__What you will do__. Please print every line from the one containing "What data populates" through the last line of the records below, exactly as written and nothing more.

__Materials provided__.
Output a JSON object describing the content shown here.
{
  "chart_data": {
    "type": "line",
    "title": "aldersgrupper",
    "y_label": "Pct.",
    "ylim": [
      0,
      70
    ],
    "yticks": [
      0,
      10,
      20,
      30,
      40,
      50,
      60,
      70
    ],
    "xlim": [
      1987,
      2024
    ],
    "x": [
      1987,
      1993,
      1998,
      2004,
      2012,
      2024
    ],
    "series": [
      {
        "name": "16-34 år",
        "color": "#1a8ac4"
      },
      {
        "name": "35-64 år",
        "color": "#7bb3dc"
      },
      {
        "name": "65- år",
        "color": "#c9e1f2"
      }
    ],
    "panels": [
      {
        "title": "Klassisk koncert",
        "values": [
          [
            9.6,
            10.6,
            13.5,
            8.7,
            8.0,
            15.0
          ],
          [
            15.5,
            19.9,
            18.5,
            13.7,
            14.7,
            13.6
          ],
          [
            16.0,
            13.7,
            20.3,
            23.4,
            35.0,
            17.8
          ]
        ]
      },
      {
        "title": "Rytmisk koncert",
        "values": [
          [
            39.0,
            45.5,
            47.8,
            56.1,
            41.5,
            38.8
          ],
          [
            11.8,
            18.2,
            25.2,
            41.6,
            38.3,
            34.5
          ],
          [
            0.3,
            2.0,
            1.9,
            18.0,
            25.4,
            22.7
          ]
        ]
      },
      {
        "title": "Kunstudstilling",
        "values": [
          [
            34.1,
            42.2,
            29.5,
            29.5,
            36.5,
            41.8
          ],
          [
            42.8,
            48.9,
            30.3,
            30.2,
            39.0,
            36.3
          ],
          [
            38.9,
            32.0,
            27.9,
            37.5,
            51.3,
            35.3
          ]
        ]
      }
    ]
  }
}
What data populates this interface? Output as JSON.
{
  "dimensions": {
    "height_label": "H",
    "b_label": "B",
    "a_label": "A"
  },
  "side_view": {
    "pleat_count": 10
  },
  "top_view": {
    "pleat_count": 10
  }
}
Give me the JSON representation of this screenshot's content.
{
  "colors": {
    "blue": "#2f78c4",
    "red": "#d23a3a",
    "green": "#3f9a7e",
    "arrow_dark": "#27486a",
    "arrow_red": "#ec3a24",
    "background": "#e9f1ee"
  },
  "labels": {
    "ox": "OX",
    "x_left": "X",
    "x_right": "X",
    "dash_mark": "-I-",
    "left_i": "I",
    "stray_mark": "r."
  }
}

__Answer to the exercise__.
What data populates this interface? Output as JSON.
{
  "dimensions": {
    "height_label": "H",
    "b_label": "B",
    "a_label": "A"
  },
  "side_view": {
    "pleat_count": 10
  },
  "top_view": {
    "pleat_count": 10
  }
}
Give me the JSON representation of this screenshot's content.
{
  "colors": {
    "blue": "#2f78c4",
    "red": "#d23a3a",
    "green": "#3f9a7e",
    "arrow_dark": "#27486a",
    "arrow_red": "#ec3a24",
    "background": "#e9f1ee"
  },
  "labels": {
    "ox": "OX",
    "x_left": "X",
    "x_right": "X",
    "dash_mark": "-I-",
    "left_i": "I",
    "stray_mark": "r."
  }
}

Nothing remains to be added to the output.